DIRECTION: Locate every line in the material below that has the word "tristimulus". Copy each of those lines.

RECORDED INFORMATION:
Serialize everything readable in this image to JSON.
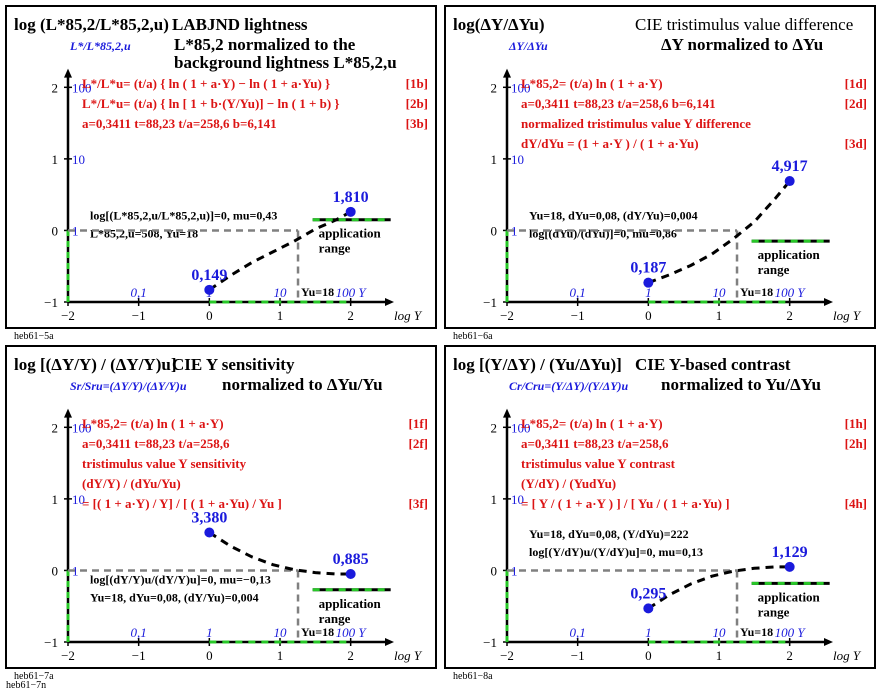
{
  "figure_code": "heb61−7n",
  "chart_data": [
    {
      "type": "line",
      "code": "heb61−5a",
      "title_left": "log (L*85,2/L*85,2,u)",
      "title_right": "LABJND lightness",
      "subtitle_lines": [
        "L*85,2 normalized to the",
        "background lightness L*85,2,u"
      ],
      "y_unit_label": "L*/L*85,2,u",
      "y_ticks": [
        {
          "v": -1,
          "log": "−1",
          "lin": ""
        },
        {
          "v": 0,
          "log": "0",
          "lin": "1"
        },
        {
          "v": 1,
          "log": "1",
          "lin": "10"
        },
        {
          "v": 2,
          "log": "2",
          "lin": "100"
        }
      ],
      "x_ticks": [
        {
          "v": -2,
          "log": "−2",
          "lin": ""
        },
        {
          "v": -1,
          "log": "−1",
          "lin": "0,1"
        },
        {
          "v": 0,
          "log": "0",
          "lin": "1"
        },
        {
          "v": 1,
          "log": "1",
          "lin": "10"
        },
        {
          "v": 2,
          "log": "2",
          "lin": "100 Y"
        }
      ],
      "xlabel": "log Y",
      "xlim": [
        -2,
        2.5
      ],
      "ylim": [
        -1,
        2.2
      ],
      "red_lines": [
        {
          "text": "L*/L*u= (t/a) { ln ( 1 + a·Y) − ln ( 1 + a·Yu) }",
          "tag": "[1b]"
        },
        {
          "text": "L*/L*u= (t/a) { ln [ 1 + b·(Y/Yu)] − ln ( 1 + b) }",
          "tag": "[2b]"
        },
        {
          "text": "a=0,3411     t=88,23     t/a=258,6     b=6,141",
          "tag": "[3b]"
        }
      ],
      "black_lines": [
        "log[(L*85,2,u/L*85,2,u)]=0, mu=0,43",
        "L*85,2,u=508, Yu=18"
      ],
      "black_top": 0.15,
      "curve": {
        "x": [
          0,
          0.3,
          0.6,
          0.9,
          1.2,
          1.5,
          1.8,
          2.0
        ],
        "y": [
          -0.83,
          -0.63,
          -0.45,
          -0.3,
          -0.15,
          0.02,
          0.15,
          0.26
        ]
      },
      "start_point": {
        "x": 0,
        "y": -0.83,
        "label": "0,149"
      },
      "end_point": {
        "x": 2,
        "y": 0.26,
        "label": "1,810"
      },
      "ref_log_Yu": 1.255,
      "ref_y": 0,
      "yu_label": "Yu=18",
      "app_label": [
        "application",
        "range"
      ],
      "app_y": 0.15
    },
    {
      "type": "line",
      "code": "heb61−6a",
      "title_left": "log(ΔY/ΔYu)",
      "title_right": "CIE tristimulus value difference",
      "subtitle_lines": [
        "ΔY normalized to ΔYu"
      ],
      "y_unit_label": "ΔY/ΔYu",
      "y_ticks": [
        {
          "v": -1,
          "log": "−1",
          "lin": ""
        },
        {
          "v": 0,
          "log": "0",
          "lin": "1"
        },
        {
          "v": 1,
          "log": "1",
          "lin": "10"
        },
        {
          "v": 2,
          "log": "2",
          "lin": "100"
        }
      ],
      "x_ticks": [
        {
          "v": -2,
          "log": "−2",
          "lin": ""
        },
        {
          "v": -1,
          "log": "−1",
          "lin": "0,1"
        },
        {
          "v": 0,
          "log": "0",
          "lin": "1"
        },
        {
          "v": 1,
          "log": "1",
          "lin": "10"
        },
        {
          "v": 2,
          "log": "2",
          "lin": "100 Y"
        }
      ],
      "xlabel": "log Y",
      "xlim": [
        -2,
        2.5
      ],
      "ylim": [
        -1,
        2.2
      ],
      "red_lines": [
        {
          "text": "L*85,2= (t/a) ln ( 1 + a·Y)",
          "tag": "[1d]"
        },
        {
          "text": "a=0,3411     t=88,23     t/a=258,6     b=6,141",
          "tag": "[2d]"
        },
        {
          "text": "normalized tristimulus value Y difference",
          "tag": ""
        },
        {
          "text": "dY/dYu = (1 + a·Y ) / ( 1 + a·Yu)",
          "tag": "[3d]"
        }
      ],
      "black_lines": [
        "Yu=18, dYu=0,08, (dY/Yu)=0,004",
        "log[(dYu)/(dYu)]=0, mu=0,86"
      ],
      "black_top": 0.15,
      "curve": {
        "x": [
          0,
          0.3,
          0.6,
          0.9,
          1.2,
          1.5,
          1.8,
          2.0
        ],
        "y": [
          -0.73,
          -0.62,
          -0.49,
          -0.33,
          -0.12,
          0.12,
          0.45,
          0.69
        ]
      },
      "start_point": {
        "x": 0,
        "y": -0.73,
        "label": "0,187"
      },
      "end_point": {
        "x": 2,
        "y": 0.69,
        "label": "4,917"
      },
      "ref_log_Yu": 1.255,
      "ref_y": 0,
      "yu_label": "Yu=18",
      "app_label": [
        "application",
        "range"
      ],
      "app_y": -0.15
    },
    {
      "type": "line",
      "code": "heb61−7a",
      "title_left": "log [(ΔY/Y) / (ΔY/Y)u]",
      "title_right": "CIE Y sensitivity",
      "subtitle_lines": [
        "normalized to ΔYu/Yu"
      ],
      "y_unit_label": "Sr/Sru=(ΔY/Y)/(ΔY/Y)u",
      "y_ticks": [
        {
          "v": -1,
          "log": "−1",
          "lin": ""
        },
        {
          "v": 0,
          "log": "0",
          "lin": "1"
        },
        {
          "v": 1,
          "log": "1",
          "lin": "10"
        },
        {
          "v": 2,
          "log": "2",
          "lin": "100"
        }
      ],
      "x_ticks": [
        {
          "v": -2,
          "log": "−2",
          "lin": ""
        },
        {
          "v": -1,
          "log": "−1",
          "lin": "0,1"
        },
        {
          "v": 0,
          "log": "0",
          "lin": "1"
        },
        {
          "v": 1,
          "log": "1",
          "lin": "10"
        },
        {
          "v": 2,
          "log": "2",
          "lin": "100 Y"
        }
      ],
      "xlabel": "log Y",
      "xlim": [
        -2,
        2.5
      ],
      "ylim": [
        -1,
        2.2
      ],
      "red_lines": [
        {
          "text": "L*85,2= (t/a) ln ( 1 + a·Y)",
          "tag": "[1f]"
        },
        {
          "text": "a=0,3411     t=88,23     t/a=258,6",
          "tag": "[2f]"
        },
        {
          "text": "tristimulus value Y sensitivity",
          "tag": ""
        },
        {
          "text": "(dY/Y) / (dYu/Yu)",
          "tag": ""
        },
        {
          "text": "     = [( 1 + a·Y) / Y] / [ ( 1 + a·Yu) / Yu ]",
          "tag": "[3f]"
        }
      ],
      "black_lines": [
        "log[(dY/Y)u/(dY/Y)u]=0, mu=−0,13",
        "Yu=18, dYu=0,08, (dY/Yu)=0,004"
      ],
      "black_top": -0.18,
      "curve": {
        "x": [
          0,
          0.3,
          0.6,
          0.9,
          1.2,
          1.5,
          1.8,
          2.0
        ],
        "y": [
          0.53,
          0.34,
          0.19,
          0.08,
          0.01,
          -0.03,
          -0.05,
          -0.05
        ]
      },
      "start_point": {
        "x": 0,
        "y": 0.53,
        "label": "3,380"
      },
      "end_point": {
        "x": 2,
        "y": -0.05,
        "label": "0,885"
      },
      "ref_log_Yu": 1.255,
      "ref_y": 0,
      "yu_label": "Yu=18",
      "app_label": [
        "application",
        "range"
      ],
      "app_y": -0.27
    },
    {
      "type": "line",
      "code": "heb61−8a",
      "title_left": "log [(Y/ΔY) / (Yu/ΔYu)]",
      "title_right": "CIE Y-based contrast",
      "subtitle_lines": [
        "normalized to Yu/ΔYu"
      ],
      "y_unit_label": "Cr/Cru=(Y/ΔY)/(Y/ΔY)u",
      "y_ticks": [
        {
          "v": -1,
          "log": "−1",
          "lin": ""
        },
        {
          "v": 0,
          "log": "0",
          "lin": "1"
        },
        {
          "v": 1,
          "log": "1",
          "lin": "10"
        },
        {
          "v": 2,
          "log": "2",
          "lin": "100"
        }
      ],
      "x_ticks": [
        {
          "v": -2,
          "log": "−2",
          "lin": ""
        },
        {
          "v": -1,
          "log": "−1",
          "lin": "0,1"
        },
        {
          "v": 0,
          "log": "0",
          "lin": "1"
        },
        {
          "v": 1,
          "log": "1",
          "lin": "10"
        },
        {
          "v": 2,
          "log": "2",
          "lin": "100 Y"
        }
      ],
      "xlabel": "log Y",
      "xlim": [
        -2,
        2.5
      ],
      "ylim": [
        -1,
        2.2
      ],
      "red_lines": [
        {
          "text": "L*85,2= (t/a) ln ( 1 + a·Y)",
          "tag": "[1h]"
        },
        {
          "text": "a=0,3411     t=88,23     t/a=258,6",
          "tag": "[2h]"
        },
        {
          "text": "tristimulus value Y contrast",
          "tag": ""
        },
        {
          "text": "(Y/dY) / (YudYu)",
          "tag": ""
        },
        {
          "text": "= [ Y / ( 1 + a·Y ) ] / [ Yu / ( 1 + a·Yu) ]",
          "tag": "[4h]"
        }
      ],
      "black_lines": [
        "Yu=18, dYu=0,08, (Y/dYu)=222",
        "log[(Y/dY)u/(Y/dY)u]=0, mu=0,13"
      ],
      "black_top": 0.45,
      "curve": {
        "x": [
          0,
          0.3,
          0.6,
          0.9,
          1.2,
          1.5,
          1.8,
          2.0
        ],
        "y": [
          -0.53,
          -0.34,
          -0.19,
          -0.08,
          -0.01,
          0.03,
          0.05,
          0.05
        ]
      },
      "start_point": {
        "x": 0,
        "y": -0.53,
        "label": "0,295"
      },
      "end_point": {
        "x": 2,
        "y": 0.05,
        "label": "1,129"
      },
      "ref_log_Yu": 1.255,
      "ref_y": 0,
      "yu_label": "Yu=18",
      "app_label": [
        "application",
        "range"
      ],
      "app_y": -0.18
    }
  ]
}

ANSWER TO THE PROBLEM:
      "title_right": "CIE tristimulus value difference",
          "text": "normalized tristimulus value Y difference",
          "text": "tristimulus value Y sensitivity",
          "text": "tristimulus value Y contrast",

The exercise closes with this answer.